- _EXERCISE INSTRUCTIONS_
Each entry below must be repeated exactly, with pictures left out.

─── RECORDS PROVIDED

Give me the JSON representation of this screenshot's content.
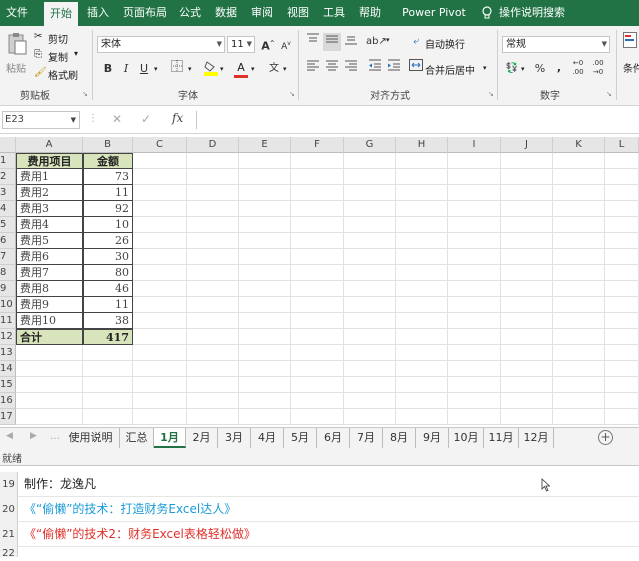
{
  "ribbon_tabs": [
    "文件",
    "开始",
    "插入",
    "页面布局",
    "公式",
    "数据",
    "审阅",
    "视图",
    "工具",
    "帮助",
    "Power Pivot",
    "操作说明搜索"
  ],
  "active_tab": "开始",
  "clipboard": {
    "paste": "粘贴",
    "cut": "剪切",
    "copy": "复制",
    "format_painter": "格式刷",
    "group": "剪贴板"
  },
  "font": {
    "name": "宋体",
    "size": "11",
    "bold": "B",
    "italic": "I",
    "underline": "U",
    "grow": "A",
    "shrink": "A",
    "font_color": "A",
    "phonetic": "文",
    "group": "字体"
  },
  "alignment": {
    "wrap": "自动换行",
    "merge": "合并后居中",
    "group": "对齐方式"
  },
  "number": {
    "format": "常规",
    "percent": "%",
    "comma": ",",
    "group": "数字"
  },
  "styles": {
    "cond": "条件"
  },
  "formula_bar": {
    "name_box": "E23",
    "fx": "fx",
    "cancel": "✕",
    "enter": "✓",
    "value": ""
  },
  "columns": [
    "A",
    "B",
    "C",
    "D",
    "E",
    "F",
    "G",
    "H",
    "I",
    "J",
    "K",
    "L"
  ],
  "rows": [
    "1",
    "2",
    "3",
    "4",
    "5",
    "6",
    "7",
    "8",
    "9",
    "10",
    "11",
    "12",
    "13",
    "14",
    "15",
    "16",
    "17"
  ],
  "table": {
    "headers": [
      "费用项目",
      "金额"
    ],
    "items": [
      {
        "name": "费用1",
        "value": "73"
      },
      {
        "name": "费用2",
        "value": "11"
      },
      {
        "name": "费用3",
        "value": "92"
      },
      {
        "name": "费用4",
        "value": "10"
      },
      {
        "name": "费用5",
        "value": "26"
      },
      {
        "name": "费用6",
        "value": "30"
      },
      {
        "name": "费用7",
        "value": "80"
      },
      {
        "name": "费用8",
        "value": "46"
      },
      {
        "name": "费用9",
        "value": "11"
      },
      {
        "name": "费用10",
        "value": "38"
      }
    ],
    "total_label": "合计",
    "total_value": "417"
  },
  "sheet_tabs": [
    "使用说明",
    "汇总",
    "1月",
    "2月",
    "3月",
    "4月",
    "5月",
    "6月",
    "7月",
    "8月",
    "9月",
    "10月",
    "11月",
    "12月"
  ],
  "active_sheet": "1月",
  "status": "就绪",
  "lower": {
    "rows": [
      {
        "num": "19",
        "text": "制作：龙逸凡",
        "color": "#222222"
      },
      {
        "num": "20",
        "text": "《“偷懒”的技术：打造财务Excel达人》",
        "color": "#1a9bd7"
      },
      {
        "num": "21",
        "text": "《“偷懒”的技术2：财务Excel表格轻松做》",
        "color": "#e0302a"
      },
      {
        "num": "22",
        "text": "",
        "color": "#222222"
      }
    ]
  },
  "colors": {
    "brand": "#217346",
    "header_fill": "#d8e4bc"
  }
}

──────

- _RESULT OF THE TASK_
Give me the JSON representation of this screenshot's content.
{
  "ribbon_tabs": [
    "文件",
    "开始",
    "插入",
    "页面布局",
    "公式",
    "数据",
    "审阅",
    "视图",
    "工具",
    "帮助",
    "Power Pivot",
    "操作说明搜索"
  ],
  "active_tab": "开始",
  "clipboard": {
    "paste": "粘贴",
    "cut": "剪切",
    "copy": "复制",
    "format_painter": "格式刷",
    "group": "剪贴板"
  },
  "font": {
    "name": "宋体",
    "size": "11",
    "bold": "B",
    "italic": "I",
    "underline": "U",
    "grow": "A",
    "shrink": "A",
    "font_color": "A",
    "phonetic": "文",
    "group": "字体"
  },
  "alignment": {
    "wrap": "自动换行",
    "merge": "合并后居中",
    "group": "对齐方式"
  },
  "number": {
    "format": "常规",
    "percent": "%",
    "comma": ",",
    "group": "数字"
  },
  "styles": {
    "cond": "条件"
  },
  "formula_bar": {
    "name_box": "E23",
    "fx": "fx",
    "cancel": "✕",
    "enter": "✓",
    "value": ""
  },
  "columns": [
    "A",
    "B",
    "C",
    "D",
    "E",
    "F",
    "G",
    "H",
    "I",
    "J",
    "K",
    "L"
  ],
  "rows": [
    "1",
    "2",
    "3",
    "4",
    "5",
    "6",
    "7",
    "8",
    "9",
    "10",
    "11",
    "12",
    "13",
    "14",
    "15",
    "16",
    "17"
  ],
  "table": {
    "headers": [
      "费用项目",
      "金额"
    ],
    "items": [
      {
        "name": "费用1",
        "value": "73"
      },
      {
        "name": "费用2",
        "value": "11"
      },
      {
        "name": "费用3",
        "value": "92"
      },
      {
        "name": "费用4",
        "value": "10"
      },
      {
        "name": "费用5",
        "value": "26"
      },
      {
        "name": "费用6",
        "value": "30"
      },
      {
        "name": "费用7",
        "value": "80"
      },
      {
        "name": "费用8",
        "value": "46"
      },
      {
        "name": "费用9",
        "value": "11"
      },
      {
        "name": "费用10",
        "value": "38"
      }
    ],
    "total_label": "合计",
    "total_value": "417"
  },
  "sheet_tabs": [
    "使用说明",
    "汇总",
    "1月",
    "2月",
    "3月",
    "4月",
    "5月",
    "6月",
    "7月",
    "8月",
    "9月",
    "10月",
    "11月",
    "12月"
  ],
  "active_sheet": "1月",
  "status": "就绪",
  "lower": {
    "rows": [
      {
        "num": "19",
        "text": "制作：龙逸凡",
        "color": "#222222"
      },
      {
        "num": "20",
        "text": "《“偷懒”的技术：打造财务Excel达人》",
        "color": "#1a9bd7"
      },
      {
        "num": "21",
        "text": "《“偷懒”的技术2：财务Excel表格轻松做》",
        "color": "#e0302a"
      },
      {
        "num": "22",
        "text": "",
        "color": "#222222"
      }
    ]
  },
  "colors": {
    "brand": "#217346",
    "header_fill": "#d8e4bc"
  }
}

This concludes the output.